* [THE TASK]
I need the entries printed again word for word, without the images.

Stored data:

※ ※ ※

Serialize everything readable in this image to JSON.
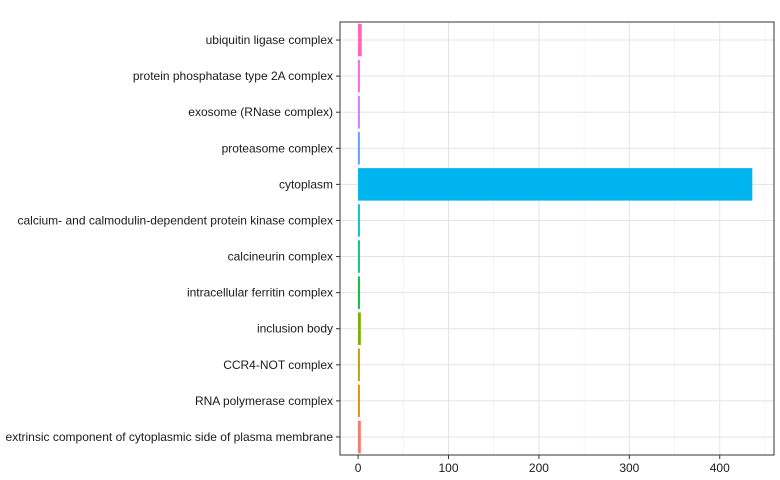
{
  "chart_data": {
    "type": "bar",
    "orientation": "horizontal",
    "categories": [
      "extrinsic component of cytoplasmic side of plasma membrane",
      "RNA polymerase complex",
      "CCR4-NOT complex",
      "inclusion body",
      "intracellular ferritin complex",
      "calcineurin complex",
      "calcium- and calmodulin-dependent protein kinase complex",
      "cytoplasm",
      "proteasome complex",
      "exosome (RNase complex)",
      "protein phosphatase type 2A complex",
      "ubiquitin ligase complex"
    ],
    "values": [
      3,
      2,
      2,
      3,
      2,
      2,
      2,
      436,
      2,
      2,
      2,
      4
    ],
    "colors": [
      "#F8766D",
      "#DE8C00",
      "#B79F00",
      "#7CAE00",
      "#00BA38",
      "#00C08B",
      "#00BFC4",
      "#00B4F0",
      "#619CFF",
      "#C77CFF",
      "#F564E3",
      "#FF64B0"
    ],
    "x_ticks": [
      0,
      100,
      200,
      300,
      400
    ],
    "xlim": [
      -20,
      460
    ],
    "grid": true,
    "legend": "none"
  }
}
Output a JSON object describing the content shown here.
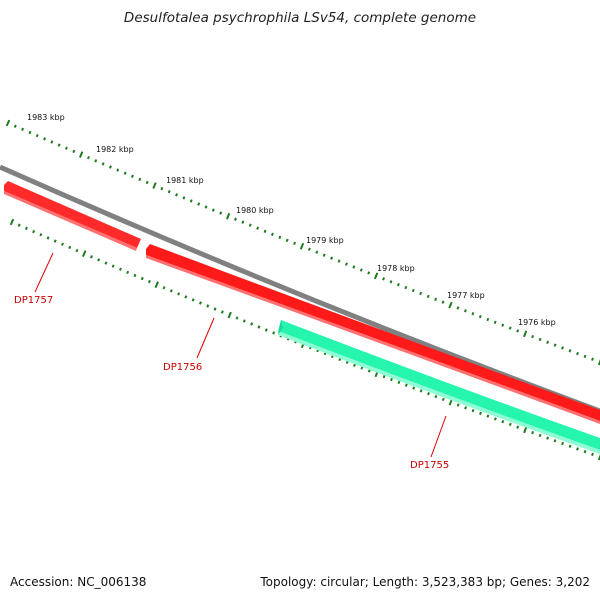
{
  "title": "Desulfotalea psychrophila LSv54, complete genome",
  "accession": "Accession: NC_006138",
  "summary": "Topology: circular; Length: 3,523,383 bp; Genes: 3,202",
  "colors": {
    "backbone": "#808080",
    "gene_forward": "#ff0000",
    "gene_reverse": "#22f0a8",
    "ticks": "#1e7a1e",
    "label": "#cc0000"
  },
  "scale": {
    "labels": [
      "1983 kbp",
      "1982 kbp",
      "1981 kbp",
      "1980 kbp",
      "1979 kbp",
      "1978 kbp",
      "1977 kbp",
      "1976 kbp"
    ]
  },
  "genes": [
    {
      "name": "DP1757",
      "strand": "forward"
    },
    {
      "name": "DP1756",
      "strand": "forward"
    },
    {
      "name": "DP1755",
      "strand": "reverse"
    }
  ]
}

※ ※ ※

* [TASK SOLUTION]
Serialize everything readable in this image to JSON.
{
  "chart_data": {
    "type": "bar",
    "orientation": "horizontal",
    "categories": [
      "extrinsic component of cytoplasmic side of plasma membrane",
      "RNA polymerase complex",
      "CCR4-NOT complex",
      "inclusion body",
      "intracellular ferritin complex",
      "calcineurin complex",
      "calcium- and calmodulin-dependent protein kinase complex",
      "cytoplasm",
      "proteasome complex",
      "exosome (RNase complex)",
      "protein phosphatase type 2A complex",
      "ubiquitin ligase complex"
    ],
    "values": [
      3,
      2,
      2,
      3,
      2,
      2,
      2,
      436,
      2,
      2,
      2,
      4
    ],
    "colors": [
      "#F8766D",
      "#DE8C00",
      "#B79F00",
      "#7CAE00",
      "#00BA38",
      "#00C08B",
      "#00BFC4",
      "#00B4F0",
      "#619CFF",
      "#C77CFF",
      "#F564E3",
      "#FF64B0"
    ],
    "x_ticks": [
      0,
      100,
      200,
      300,
      400
    ],
    "xlim": [
      -20,
      460
    ],
    "grid": true,
    "legend": "none"
  }
}
Output a JSON object describing the content shown here.
{
  "title": "Desulfotalea psychrophila LSv54, complete genome",
  "accession": "Accession: NC_006138",
  "summary": "Topology: circular; Length: 3,523,383 bp; Genes: 3,202",
  "colors": {
    "backbone": "#808080",
    "gene_forward": "#ff0000",
    "gene_reverse": "#22f0a8",
    "ticks": "#1e7a1e",
    "label": "#cc0000"
  },
  "scale": {
    "labels": [
      "1983 kbp",
      "1982 kbp",
      "1981 kbp",
      "1980 kbp",
      "1979 kbp",
      "1978 kbp",
      "1977 kbp",
      "1976 kbp"
    ]
  },
  "genes": [
    {
      "name": "DP1757",
      "strand": "forward"
    },
    {
      "name": "DP1756",
      "strand": "forward"
    },
    {
      "name": "DP1755",
      "strand": "reverse"
    }
  ]
}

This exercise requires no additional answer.